**What the exercise asks**: If a line in the entries below includes "Leipzig", show that line.

(Document page transcript entries)
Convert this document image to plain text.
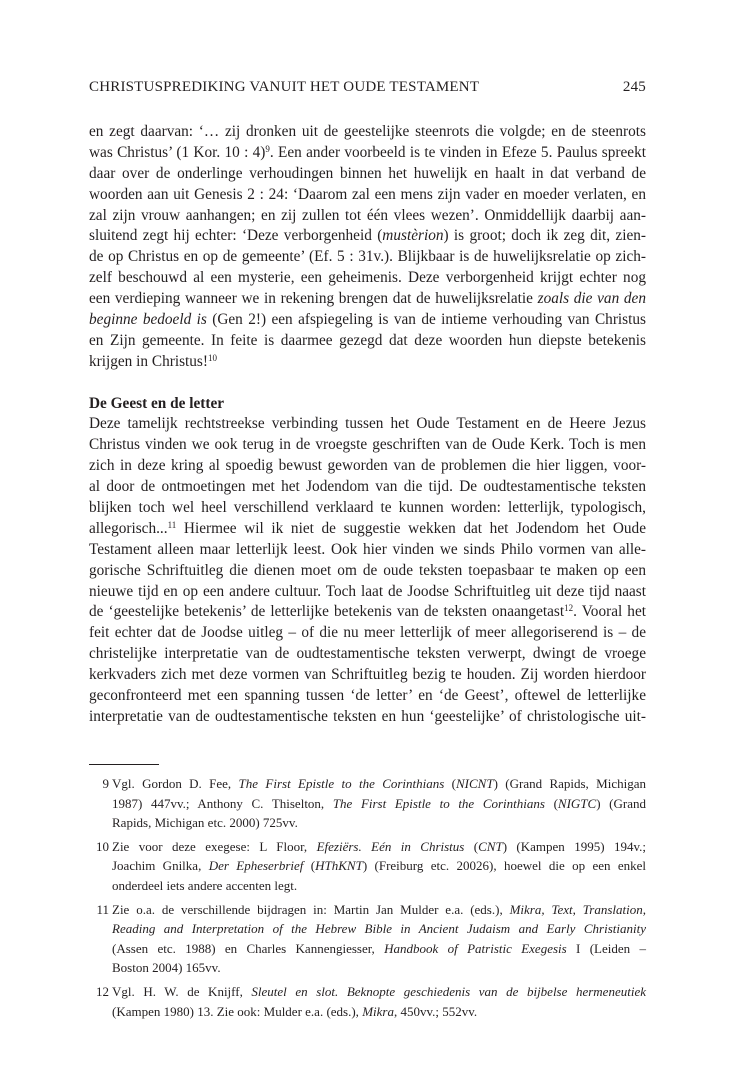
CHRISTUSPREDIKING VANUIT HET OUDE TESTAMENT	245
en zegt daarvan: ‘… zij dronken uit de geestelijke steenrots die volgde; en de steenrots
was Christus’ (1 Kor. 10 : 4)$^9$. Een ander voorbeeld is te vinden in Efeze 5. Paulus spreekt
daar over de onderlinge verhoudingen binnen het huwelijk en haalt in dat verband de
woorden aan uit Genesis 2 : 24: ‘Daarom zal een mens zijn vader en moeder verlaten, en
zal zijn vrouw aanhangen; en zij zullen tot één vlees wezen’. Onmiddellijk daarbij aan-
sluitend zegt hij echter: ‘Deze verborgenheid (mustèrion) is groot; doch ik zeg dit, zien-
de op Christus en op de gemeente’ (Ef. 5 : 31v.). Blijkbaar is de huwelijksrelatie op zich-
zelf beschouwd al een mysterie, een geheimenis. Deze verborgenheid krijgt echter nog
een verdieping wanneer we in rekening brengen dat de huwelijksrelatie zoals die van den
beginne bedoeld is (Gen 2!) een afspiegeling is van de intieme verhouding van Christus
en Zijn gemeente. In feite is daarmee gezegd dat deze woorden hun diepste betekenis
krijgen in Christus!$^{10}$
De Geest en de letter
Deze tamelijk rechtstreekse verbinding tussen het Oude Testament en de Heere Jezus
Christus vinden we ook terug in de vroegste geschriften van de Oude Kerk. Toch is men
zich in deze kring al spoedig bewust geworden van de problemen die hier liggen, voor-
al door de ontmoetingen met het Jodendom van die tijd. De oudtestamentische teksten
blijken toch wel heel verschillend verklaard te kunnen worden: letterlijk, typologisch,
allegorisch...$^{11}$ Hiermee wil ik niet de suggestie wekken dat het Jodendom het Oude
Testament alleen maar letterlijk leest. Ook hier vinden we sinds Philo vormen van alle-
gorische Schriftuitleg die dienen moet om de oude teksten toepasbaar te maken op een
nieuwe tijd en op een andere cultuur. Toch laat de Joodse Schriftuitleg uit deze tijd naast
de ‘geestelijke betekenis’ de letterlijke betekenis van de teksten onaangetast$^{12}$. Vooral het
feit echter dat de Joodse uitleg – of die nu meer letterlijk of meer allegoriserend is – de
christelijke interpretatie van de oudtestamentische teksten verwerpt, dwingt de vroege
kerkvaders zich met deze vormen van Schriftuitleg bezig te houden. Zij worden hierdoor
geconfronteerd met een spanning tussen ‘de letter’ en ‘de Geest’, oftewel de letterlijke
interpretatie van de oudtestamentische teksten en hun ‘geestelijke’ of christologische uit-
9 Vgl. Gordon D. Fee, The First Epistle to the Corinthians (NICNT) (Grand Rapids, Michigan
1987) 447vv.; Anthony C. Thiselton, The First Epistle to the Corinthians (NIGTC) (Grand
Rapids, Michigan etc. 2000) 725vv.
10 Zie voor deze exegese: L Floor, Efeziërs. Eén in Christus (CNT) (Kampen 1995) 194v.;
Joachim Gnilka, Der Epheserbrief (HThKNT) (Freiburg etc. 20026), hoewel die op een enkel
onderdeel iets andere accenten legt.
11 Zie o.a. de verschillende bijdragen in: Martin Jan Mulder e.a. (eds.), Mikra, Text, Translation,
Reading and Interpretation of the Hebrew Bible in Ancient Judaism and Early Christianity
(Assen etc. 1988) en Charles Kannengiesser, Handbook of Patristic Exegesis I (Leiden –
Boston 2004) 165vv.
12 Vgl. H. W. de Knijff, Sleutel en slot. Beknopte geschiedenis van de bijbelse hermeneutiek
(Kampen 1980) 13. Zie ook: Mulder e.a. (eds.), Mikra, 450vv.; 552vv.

--

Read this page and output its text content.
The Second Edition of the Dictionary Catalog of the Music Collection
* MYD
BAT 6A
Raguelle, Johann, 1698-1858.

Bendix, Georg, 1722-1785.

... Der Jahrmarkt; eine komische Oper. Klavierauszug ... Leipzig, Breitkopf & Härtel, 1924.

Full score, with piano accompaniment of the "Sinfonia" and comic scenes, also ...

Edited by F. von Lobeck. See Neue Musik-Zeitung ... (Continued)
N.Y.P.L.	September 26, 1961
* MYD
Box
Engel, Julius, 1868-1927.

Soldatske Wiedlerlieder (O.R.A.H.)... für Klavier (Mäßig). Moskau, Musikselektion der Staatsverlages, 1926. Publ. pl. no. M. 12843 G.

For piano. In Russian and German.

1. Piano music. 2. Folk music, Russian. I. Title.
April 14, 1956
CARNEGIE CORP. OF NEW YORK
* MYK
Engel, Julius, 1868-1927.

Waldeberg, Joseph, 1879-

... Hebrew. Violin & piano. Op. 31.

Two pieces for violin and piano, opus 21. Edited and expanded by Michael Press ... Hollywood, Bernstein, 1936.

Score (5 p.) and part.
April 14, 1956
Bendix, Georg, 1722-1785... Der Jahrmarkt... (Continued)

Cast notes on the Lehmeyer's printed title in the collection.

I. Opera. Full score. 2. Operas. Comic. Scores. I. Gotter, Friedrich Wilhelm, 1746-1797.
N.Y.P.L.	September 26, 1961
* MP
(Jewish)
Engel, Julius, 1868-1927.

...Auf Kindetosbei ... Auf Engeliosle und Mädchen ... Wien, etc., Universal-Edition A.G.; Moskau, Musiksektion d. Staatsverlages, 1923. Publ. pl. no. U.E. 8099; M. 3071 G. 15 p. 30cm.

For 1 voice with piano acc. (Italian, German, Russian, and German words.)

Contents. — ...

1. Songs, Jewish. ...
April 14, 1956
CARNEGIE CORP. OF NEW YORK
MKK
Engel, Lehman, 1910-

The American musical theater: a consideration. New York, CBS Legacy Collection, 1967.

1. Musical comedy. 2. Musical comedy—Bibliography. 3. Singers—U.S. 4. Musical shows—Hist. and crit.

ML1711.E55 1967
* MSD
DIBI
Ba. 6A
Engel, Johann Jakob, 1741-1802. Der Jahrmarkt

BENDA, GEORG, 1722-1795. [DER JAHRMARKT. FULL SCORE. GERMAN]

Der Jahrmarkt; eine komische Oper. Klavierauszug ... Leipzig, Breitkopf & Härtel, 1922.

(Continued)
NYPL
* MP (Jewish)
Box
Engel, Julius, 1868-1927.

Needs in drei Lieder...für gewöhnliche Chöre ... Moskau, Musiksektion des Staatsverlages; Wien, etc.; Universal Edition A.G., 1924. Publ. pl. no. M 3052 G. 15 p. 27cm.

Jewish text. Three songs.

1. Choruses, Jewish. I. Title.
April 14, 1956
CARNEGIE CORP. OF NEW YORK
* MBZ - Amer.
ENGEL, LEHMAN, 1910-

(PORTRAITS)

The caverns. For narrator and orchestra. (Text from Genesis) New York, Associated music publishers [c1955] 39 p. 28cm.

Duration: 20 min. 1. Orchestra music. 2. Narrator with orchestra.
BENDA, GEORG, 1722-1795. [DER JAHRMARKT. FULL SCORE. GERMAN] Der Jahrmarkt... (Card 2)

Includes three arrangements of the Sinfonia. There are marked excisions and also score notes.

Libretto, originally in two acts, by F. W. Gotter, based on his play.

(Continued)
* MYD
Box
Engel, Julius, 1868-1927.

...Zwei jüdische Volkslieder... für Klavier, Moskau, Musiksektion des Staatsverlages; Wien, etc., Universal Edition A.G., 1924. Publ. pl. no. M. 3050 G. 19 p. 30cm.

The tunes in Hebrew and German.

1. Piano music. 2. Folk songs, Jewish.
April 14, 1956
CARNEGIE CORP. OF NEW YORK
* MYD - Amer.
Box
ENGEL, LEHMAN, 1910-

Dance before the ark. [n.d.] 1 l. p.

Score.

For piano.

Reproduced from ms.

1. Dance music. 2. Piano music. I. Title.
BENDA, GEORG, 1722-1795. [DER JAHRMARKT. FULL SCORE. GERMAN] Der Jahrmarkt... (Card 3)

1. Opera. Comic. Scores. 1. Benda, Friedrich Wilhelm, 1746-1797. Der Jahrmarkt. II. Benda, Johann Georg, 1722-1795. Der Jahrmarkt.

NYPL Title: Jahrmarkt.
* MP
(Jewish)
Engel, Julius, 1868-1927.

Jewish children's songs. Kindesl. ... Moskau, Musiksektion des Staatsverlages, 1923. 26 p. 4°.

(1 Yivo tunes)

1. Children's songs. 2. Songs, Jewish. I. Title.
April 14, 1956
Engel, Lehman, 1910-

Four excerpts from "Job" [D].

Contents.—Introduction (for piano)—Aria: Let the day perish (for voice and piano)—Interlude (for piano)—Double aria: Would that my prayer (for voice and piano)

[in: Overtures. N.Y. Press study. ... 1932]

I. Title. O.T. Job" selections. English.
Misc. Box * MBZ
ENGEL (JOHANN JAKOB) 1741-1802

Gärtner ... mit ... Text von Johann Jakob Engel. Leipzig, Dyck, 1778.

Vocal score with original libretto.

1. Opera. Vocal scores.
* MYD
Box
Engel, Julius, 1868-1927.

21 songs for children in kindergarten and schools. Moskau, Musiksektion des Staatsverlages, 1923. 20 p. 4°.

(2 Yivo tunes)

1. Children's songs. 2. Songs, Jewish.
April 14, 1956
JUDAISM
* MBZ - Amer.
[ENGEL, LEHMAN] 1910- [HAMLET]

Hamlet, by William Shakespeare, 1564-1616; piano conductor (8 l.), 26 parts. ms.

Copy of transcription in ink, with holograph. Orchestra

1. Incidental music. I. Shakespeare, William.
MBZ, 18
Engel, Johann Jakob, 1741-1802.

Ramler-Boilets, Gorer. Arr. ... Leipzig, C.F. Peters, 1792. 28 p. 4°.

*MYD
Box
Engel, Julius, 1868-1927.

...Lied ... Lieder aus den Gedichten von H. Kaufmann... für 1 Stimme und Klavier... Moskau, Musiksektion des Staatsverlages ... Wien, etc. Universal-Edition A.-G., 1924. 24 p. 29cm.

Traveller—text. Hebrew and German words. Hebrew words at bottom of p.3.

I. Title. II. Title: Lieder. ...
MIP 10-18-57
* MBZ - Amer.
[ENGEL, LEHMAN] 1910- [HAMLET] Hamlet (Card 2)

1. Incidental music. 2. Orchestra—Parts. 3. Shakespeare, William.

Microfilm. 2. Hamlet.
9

--

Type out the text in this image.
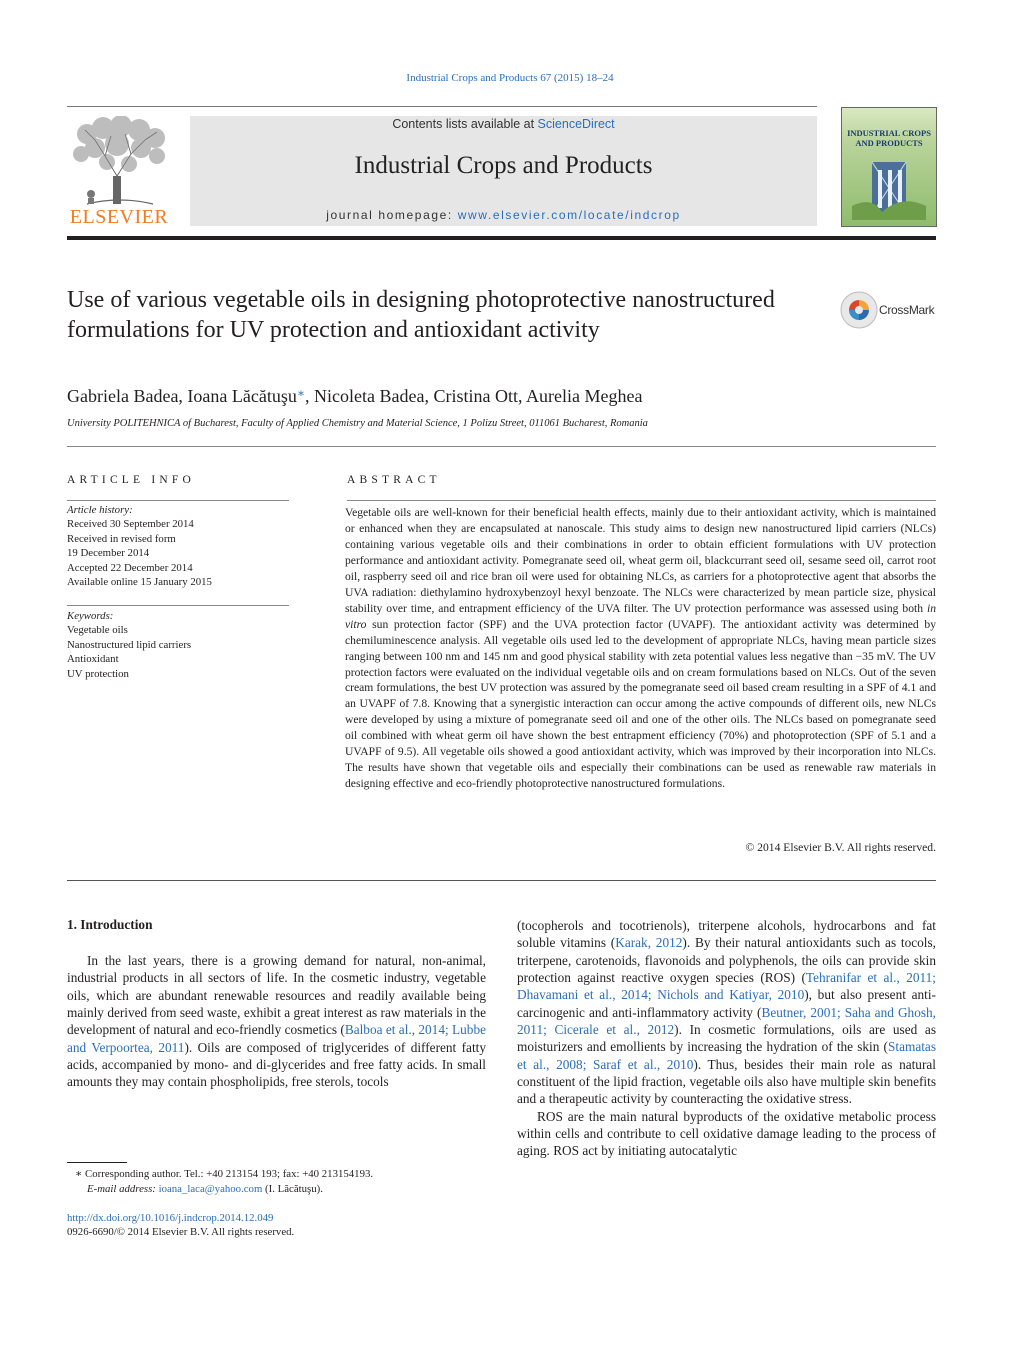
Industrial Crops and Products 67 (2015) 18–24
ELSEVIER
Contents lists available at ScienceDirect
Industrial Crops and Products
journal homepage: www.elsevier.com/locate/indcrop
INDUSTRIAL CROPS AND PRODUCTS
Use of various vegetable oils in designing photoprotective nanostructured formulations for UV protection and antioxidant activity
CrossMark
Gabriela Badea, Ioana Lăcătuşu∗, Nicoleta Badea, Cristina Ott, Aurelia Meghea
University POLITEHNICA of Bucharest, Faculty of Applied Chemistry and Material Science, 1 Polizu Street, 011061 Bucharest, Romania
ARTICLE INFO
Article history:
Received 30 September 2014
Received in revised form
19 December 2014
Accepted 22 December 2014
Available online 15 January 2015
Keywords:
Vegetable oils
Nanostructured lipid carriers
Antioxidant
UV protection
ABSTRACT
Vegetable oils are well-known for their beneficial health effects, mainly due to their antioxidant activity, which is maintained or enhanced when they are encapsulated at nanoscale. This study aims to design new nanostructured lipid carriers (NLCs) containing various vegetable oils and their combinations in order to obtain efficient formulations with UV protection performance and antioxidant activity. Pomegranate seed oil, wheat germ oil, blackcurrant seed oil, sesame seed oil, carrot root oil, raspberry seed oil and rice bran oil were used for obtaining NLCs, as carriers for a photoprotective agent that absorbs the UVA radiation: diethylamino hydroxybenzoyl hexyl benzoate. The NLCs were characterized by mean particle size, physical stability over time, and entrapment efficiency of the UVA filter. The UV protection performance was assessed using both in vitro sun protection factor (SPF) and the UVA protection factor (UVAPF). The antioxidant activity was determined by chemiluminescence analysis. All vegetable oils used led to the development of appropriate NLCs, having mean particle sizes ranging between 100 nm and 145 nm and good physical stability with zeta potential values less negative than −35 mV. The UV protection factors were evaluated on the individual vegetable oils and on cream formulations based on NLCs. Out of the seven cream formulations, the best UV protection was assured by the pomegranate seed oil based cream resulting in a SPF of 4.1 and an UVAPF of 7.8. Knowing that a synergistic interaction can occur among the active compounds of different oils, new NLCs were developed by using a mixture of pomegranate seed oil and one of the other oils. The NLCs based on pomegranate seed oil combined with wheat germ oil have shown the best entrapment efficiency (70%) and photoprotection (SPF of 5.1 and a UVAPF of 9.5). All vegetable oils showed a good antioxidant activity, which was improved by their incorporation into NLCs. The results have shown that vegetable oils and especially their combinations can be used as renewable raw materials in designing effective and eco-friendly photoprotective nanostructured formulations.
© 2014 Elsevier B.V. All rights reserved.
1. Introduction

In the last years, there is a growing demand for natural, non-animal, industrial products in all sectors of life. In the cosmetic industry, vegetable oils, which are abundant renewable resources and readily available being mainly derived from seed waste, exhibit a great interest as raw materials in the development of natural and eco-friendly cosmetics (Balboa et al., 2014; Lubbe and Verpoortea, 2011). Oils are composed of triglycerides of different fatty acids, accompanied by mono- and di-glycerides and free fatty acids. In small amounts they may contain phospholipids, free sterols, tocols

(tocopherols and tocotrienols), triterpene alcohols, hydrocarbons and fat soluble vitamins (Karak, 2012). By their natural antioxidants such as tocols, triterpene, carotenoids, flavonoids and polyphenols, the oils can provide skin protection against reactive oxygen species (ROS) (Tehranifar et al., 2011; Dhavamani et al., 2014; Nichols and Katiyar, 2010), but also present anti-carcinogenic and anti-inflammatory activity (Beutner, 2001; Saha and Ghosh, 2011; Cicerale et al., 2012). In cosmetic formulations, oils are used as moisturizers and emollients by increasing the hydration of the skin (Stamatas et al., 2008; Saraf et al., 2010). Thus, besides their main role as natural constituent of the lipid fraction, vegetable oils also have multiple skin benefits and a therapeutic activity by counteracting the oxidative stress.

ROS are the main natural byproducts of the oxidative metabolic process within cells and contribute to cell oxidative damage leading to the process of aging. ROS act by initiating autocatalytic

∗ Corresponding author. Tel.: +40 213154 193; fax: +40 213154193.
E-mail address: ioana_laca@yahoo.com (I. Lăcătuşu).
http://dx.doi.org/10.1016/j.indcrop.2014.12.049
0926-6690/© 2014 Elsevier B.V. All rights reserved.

**Solution to the problem**:
... Der Jahrmarkt; eine komische Oper. Klavierauszug ... Leipzig, Breitkopf & Härtel, 1924.
Der Jahrmarkt; eine komische Oper. Klavierauszug ... Leipzig, Breitkopf & Härtel, 1922.
Gärtner ... mit ... Text von Johann Jakob Engel. Leipzig, Dyck, 1778.
Ramler-Boilets, Gorer. Arr. ... Leipzig, C.F. Peters, 1792. 28 p. 4°.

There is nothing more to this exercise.